▶ [Task prompt]:
Can you put the lines of the data running from the line containing "tab-output[interactable]: OUTPUT: [874, 59, 921, 71]" through the line containing "trash-icon[interactable]: [1189, 674, 1225, 711]" into a JSON list of strings, one string per line, leaving out blank lines and including both end lines?

Records from a data source:

>>>>>

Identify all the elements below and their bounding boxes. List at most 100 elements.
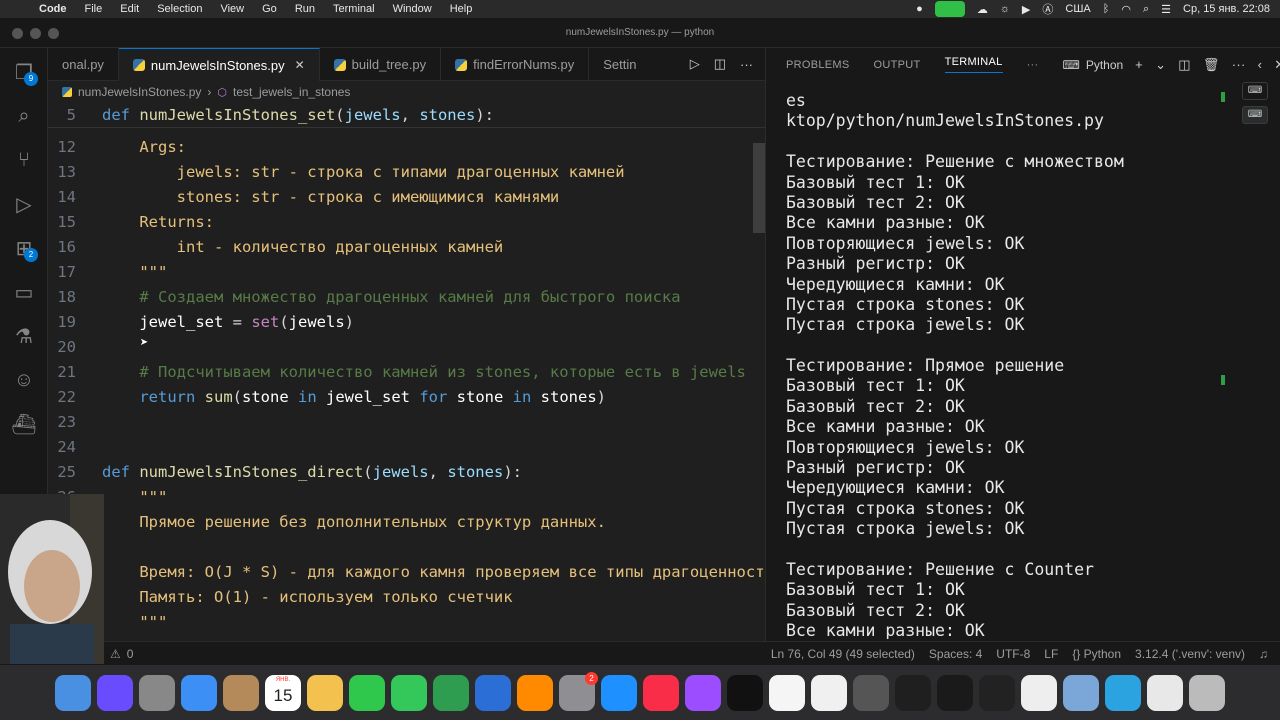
tab-output[interactable]: OUTPUT: [874, 59, 921, 71]
record-icon[interactable]: ●: [916, 3, 923, 15]
menu-run[interactable]: Run: [286, 3, 324, 15]
calendar-icon[interactable]: ЯНВ. 15: [265, 674, 301, 711]
siri-icon[interactable]: [97, 674, 133, 711]
podcasts-icon[interactable]: [685, 674, 721, 711]
breadcrumb-symbol[interactable]: test_jewels_in_stones: [233, 85, 350, 99]
screen-icon[interactable]: [1147, 674, 1183, 711]
tab-numjewelsinstones[interactable]: numJewelsInStones.py ✕: [118, 48, 320, 81]
trash-icon[interactable]: [1189, 674, 1225, 711]
tab-problems[interactable]: PROBLEMS: [786, 59, 850, 71]
cursor-position[interactable]: Ln 76, Col 49 (49 selected): [771, 647, 915, 661]
breadcrumb-file[interactable]: numJewelsInStones.py: [78, 85, 201, 99]
code-line[interactable]: 28: [48, 535, 765, 560]
contacts-icon[interactable]: [223, 674, 259, 711]
menubar-clock[interactable]: Ср, 15 янв. 22:08: [1183, 3, 1270, 15]
terminal-instance-icon[interactable]: ⌨: [1242, 82, 1268, 100]
safari-icon[interactable]: [601, 674, 637, 711]
music-icon[interactable]: [643, 674, 679, 711]
iphone-mirroring-icon[interactable]: [853, 674, 889, 711]
menu-edit[interactable]: Edit: [111, 3, 148, 15]
docker-icon[interactable]: ⛴: [8, 408, 40, 440]
more-actions-icon[interactable]: ···: [1232, 57, 1246, 72]
code-line[interactable]: 18 # Создаем множество драгоценных камне…: [48, 285, 765, 310]
code-line[interactable]: 19 jewel_set = set(jewels): [48, 310, 765, 335]
preview-icon[interactable]: [1063, 674, 1099, 711]
menu-app-name[interactable]: Code: [30, 3, 76, 15]
numbers-icon[interactable]: [433, 674, 469, 711]
source-control-icon[interactable]: ⑂: [8, 144, 40, 176]
bluetooth-icon[interactable]: ᛒ: [1103, 3, 1110, 15]
facetime-icon[interactable]: [349, 674, 385, 711]
code-line[interactable]: 24: [48, 435, 765, 460]
tv-icon[interactable]: [727, 674, 763, 711]
menu-view[interactable]: View: [211, 3, 253, 15]
code-line[interactable]: 30 Память: O(1) - используем только счет…: [48, 585, 765, 610]
launchpad-icon[interactable]: [139, 674, 175, 711]
line-ending[interactable]: LF: [1044, 647, 1058, 661]
menu-file[interactable]: File: [76, 3, 112, 15]
code-line[interactable]: 16 int - количество драгоценных камней: [48, 235, 765, 260]
search-icon[interactable]: ⌕: [8, 100, 40, 132]
control-center-icon[interactable]: ☰: [1161, 3, 1171, 16]
settings-icon[interactable]: 2: [559, 671, 598, 711]
input-source[interactable]: США: [1065, 3, 1090, 15]
code-line[interactable]: 13 jewels: str - строка с типами драгоце…: [48, 160, 765, 185]
menu-selection[interactable]: Selection: [148, 3, 211, 15]
minimize-window-button[interactable]: [30, 28, 41, 39]
keynote-icon[interactable]: [475, 674, 511, 711]
new-terminal-icon[interactable]: +: [1135, 57, 1143, 72]
code-line[interactable]: 17 """: [48, 260, 765, 285]
mail-icon[interactable]: [181, 674, 217, 711]
close-window-button[interactable]: [12, 28, 23, 39]
run-file-icon[interactable]: ▷: [690, 56, 700, 72]
copilot-icon[interactable]: ☺: [8, 364, 40, 396]
split-editor-icon[interactable]: ◫: [714, 56, 726, 72]
facetime-tray-icon[interactable]: [934, 1, 965, 17]
code-line[interactable]: 21 # Подсчитываем количество камней из s…: [48, 360, 765, 385]
sticky-scroll-line[interactable]: 5 def numJewelsInStones_set(jewels, stone…: [48, 103, 765, 128]
tab-finderrornums[interactable]: findErrorNums.py: [441, 48, 590, 81]
kill-terminal-icon[interactable]: 🗑: [1203, 57, 1220, 73]
photos-icon[interactable]: [307, 674, 343, 711]
chevron-down-icon[interactable]: ⌄: [1155, 57, 1166, 73]
remote-explorer-icon[interactable]: ▭: [8, 276, 40, 308]
indentation[interactable]: Spaces: 4: [929, 647, 982, 661]
menu-terminal[interactable]: Terminal: [324, 3, 384, 15]
run-debug-icon[interactable]: ▷: [8, 188, 40, 220]
keyboard-layout-icon[interactable]: Ⓐ: [1042, 1, 1053, 17]
brightness-icon[interactable]: ☼: [1000, 3, 1010, 15]
code-line[interactable]: 14 stones: str - строка с имеющимися кам…: [48, 185, 765, 210]
freeform-icon[interactable]: [811, 674, 847, 711]
tab-onal[interactable]: onal.py: [48, 48, 119, 81]
extensions-icon[interactable]: ⊞ 2: [8, 232, 40, 264]
encoding[interactable]: UTF-8: [996, 647, 1030, 661]
chrome-icon[interactable]: [1021, 674, 1057, 711]
perplexity-icon[interactable]: [937, 674, 973, 711]
code-line[interactable]: 23: [48, 410, 765, 435]
testing-icon[interactable]: ⚗: [8, 320, 40, 352]
chevron-left-icon[interactable]: ‹: [1258, 57, 1263, 72]
messages-icon[interactable]: [391, 674, 427, 711]
code-line[interactable]: 31 """: [48, 610, 765, 635]
wifi-icon[interactable]: ◠: [1121, 3, 1131, 16]
terminal-instance-icon[interactable]: ⌨: [1242, 106, 1268, 124]
menu-go[interactable]: Go: [253, 3, 286, 15]
more-actions-icon[interactable]: ···: [740, 57, 753, 72]
tab-build-tree[interactable]: build_tree.py: [320, 48, 442, 81]
creative-cloud-icon[interactable]: ☁: [977, 3, 988, 16]
panel-more-icon[interactable]: ···: [1027, 59, 1039, 71]
books-icon[interactable]: [517, 674, 553, 711]
code-line[interactable]: 12 Args:: [48, 135, 765, 160]
play-icon[interactable]: ▶: [1022, 3, 1030, 16]
problems-count[interactable]: 0: [127, 647, 134, 661]
code-line[interactable]: 22 return sum(stone in jewel_set for sto…: [48, 385, 765, 410]
telegram-icon[interactable]: [1105, 674, 1141, 711]
textedit-icon[interactable]: [769, 674, 805, 711]
language-mode[interactable]: {} Python: [1072, 647, 1121, 661]
split-terminal-icon[interactable]: ◫: [1178, 57, 1191, 73]
terminal-shell-selector[interactable]: ⌨ Python: [1062, 58, 1123, 72]
vscode-icon[interactable]: [895, 674, 931, 711]
python-interpreter[interactable]: 3.12.4 ('.venv': venv): [1135, 647, 1245, 661]
close-tab-icon[interactable]: ✕: [295, 58, 305, 72]
terminal-output[interactable]: es ktop/python/numJewelsInStones.py Тестир…: [786, 91, 1226, 639]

<<<<<

▶ [Task solution]:
[
  "tab-output[interactable]: OUTPUT: [874, 59, 921, 71]",
  "record-icon[interactable]: ●: [916, 3, 923, 15]",
  "menu-run[interactable]: Run: [286, 3, 324, 15]",
  "calendar-icon[interactable]: ЯНВ. 15: [265, 674, 301, 711]",
  "siri-icon[interactable]: [97, 674, 133, 711]",
  "podcasts-icon[interactable]: [685, 674, 721, 711]",
  "breadcrumb-symbol[interactable]: test_jewels_in_stones: [233, 85, 350, 99]",
  "screen-icon[interactable]: [1147, 674, 1183, 711]",
  "tab-numjewelsinstones[interactable]: numJewelsInStones.py ✕: [118, 48, 320, 81]",
  "trash-icon[interactable]: [1189, 674, 1225, 711]"
]